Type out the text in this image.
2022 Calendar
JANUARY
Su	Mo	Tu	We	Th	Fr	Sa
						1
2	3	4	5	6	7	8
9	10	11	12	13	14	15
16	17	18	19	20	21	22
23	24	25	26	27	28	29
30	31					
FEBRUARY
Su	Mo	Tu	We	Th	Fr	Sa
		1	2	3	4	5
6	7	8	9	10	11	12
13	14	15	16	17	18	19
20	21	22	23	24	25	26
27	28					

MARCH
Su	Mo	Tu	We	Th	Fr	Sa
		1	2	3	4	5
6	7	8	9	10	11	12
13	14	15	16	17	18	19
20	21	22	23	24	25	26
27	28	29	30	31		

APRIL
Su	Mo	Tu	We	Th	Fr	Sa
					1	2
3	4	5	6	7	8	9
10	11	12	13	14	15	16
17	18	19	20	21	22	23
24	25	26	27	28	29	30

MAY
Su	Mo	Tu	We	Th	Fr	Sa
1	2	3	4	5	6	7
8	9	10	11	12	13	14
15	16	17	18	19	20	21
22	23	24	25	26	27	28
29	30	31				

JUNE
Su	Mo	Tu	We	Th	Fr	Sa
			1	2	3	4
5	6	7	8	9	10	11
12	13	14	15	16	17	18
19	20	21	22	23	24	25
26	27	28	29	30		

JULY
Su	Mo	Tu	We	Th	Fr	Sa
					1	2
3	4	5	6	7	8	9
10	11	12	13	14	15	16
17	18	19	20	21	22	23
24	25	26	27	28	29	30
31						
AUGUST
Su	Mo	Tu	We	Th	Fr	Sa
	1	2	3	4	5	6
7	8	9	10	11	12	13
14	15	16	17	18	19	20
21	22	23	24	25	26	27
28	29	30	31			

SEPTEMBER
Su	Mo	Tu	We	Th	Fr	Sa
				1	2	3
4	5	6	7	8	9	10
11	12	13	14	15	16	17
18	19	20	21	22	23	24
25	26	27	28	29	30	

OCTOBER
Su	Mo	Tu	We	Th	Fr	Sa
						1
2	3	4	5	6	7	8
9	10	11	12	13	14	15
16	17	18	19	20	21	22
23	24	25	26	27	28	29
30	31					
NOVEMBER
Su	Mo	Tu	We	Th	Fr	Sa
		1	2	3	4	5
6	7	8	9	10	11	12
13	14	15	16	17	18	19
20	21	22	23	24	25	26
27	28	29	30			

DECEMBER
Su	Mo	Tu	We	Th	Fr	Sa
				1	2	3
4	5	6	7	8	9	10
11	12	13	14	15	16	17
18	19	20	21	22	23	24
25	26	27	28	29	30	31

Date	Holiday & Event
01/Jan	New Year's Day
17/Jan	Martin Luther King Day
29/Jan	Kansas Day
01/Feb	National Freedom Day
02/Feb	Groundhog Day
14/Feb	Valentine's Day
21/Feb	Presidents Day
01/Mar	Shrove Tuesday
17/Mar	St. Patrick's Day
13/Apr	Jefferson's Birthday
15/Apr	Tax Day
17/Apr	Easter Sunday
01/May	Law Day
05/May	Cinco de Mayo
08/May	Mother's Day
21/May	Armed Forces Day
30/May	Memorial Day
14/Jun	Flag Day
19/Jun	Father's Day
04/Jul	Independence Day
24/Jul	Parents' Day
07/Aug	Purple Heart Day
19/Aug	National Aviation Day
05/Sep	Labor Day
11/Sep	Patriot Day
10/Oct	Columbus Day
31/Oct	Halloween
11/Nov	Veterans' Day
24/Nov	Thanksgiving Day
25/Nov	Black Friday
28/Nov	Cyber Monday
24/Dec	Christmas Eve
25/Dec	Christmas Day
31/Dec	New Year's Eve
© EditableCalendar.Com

====

» **WHAT YOU NEED TO DO**:
Using the listing above, please repeat every entry exactly.

» **EXERCISE RESULT**:
Type out the text in this image.
2022 Calendar
JANUARY
Su	Mo	Tu	We	Th	Fr	Sa
						1
2	3	4	5	6	7	8
9	10	11	12	13	14	15
16	17	18	19	20	21	22
23	24	25	26	27	28	29
30	31					
FEBRUARY
Su	Mo	Tu	We	Th	Fr	Sa
		1	2	3	4	5
6	7	8	9	10	11	12
13	14	15	16	17	18	19
20	21	22	23	24	25	26
27	28					

MARCH
Su	Mo	Tu	We	Th	Fr	Sa
		1	2	3	4	5
6	7	8	9	10	11	12
13	14	15	16	17	18	19
20	21	22	23	24	25	26
27	28	29	30	31		

APRIL
Su	Mo	Tu	We	Th	Fr	Sa
					1	2
3	4	5	6	7	8	9
10	11	12	13	14	15	16
17	18	19	20	21	22	23
24	25	26	27	28	29	30

MAY
Su	Mo	Tu	We	Th	Fr	Sa
1	2	3	4	5	6	7
8	9	10	11	12	13	14
15	16	17	18	19	20	21
22	23	24	25	26	27	28
29	30	31				

JUNE
Su	Mo	Tu	We	Th	Fr	Sa
			1	2	3	4
5	6	7	8	9	10	11
12	13	14	15	16	17	18
19	20	21	22	23	24	25
26	27	28	29	30		

JULY
Su	Mo	Tu	We	Th	Fr	Sa
					1	2
3	4	5	6	7	8	9
10	11	12	13	14	15	16
17	18	19	20	21	22	23
24	25	26	27	28	29	30
31						
AUGUST
Su	Mo	Tu	We	Th	Fr	Sa
	1	2	3	4	5	6
7	8	9	10	11	12	13
14	15	16	17	18	19	20
21	22	23	24	25	26	27
28	29	30	31			

SEPTEMBER
Su	Mo	Tu	We	Th	Fr	Sa
				1	2	3
4	5	6	7	8	9	10
11	12	13	14	15	16	17
18	19	20	21	22	23	24
25	26	27	28	29	30	

OCTOBER
Su	Mo	Tu	We	Th	Fr	Sa
						1
2	3	4	5	6	7	8
9	10	11	12	13	14	15
16	17	18	19	20	21	22
23	24	25	26	27	28	29
30	31					
NOVEMBER
Su	Mo	Tu	We	Th	Fr	Sa
		1	2	3	4	5
6	7	8	9	10	11	12
13	14	15	16	17	18	19
20	21	22	23	24	25	26
27	28	29	30			

DECEMBER
Su	Mo	Tu	We	Th	Fr	Sa
				1	2	3
4	5	6	7	8	9	10
11	12	13	14	15	16	17
18	19	20	21	22	23	24
25	26	27	28	29	30	31

Date	Holiday & Event
01/Jan	New Year's Day
17/Jan	Martin Luther King Day
29/Jan	Kansas Day
01/Feb	National Freedom Day
02/Feb	Groundhog Day
14/Feb	Valentine's Day
21/Feb	Presidents Day
01/Mar	Shrove Tuesday
17/Mar	St. Patrick's Day
13/Apr	Jefferson's Birthday
15/Apr	Tax Day
17/Apr	Easter Sunday
01/May	Law Day
05/May	Cinco de Mayo
08/May	Mother's Day
21/May	Armed Forces Day
30/May	Memorial Day
14/Jun	Flag Day
19/Jun	Father's Day
04/Jul	Independence Day
24/Jul	Parents' Day
07/Aug	Purple Heart Day
19/Aug	National Aviation Day
05/Sep	Labor Day
11/Sep	Patriot Day
10/Oct	Columbus Day
31/Oct	Halloween
11/Nov	Veterans' Day
24/Nov	Thanksgiving Day
25/Nov	Black Friday
28/Nov	Cyber Monday
24/Dec	Christmas Eve
25/Dec	Christmas Day
31/Dec	New Year's Eve
© EditableCalendar.Com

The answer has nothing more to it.